_Exercise requirements_.
Find "Enumerate this screenshot's" in the records that follow; print that line and each subsequent line through the last one, verbatim and with nothing added.

_Data shown_.
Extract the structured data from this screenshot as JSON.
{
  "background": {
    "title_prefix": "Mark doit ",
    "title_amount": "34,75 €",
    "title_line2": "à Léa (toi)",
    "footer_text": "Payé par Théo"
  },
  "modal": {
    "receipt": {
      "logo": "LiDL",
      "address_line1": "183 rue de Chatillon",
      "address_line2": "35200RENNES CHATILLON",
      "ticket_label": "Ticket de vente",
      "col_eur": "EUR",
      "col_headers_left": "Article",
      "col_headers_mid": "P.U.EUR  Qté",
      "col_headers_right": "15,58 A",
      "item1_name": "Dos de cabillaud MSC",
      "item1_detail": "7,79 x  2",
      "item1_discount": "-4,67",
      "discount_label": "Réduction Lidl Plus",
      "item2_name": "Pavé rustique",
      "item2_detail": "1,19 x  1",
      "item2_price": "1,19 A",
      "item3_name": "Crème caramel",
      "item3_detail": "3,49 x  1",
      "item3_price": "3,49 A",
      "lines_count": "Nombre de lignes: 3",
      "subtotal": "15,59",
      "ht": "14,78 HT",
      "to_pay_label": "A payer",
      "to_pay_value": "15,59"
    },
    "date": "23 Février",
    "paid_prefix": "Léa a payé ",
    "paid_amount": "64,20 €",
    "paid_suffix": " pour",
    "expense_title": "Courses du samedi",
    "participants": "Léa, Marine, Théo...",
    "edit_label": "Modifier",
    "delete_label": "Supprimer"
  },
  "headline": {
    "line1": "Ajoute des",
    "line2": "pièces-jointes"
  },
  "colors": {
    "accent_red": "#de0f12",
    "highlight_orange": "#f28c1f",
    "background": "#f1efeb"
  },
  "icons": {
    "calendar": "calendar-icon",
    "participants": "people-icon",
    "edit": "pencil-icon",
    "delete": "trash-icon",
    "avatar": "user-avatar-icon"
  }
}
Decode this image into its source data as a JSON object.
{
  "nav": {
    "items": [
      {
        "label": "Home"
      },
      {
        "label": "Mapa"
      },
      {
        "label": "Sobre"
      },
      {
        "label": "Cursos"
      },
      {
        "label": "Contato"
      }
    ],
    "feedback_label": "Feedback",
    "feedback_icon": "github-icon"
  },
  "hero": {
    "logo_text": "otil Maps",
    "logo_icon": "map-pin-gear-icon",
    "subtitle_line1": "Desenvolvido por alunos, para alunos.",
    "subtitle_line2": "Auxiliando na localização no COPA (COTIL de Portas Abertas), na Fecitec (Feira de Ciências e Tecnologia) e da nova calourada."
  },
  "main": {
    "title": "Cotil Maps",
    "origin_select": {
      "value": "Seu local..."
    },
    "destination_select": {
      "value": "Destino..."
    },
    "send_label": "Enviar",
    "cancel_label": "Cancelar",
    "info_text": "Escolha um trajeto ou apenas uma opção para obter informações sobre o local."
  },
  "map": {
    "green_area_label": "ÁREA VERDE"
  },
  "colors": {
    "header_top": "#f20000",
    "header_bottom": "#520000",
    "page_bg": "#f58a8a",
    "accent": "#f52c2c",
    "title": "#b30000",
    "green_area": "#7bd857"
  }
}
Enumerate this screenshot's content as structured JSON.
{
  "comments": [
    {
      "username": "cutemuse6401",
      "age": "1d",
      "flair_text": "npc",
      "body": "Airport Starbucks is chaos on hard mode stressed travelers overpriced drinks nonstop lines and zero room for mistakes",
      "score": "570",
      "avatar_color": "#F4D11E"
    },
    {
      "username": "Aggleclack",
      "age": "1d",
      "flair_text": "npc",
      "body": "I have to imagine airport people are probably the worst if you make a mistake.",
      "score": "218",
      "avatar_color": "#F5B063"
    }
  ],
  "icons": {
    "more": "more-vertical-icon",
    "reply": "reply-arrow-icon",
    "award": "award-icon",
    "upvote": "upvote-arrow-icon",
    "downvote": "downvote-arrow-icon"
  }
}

_Exercise result_.
Enumerate this screenshot's content as structured JSON.
{
  "comments": [
    {
      "username": "cutemuse6401",
      "age": "1d",
      "flair_text": "npc",
      "body": "Airport Starbucks is chaos on hard mode stressed travelers overpriced drinks nonstop lines and zero room for mistakes",
      "score": "570",
      "avatar_color": "#F4D11E"
    },
    {
      "username": "Aggleclack",
      "age": "1d",
      "flair_text": "npc",
      "body": "I have to imagine airport people are probably the worst if you make a mistake.",
      "score": "218",
      "avatar_color": "#F5B063"
    }
  ],
  "icons": {
    "more": "more-vertical-icon",
    "reply": "reply-arrow-icon",
    "award": "award-icon",
    "upvote": "upvote-arrow-icon",
    "downvote": "downvote-arrow-icon"
  }
}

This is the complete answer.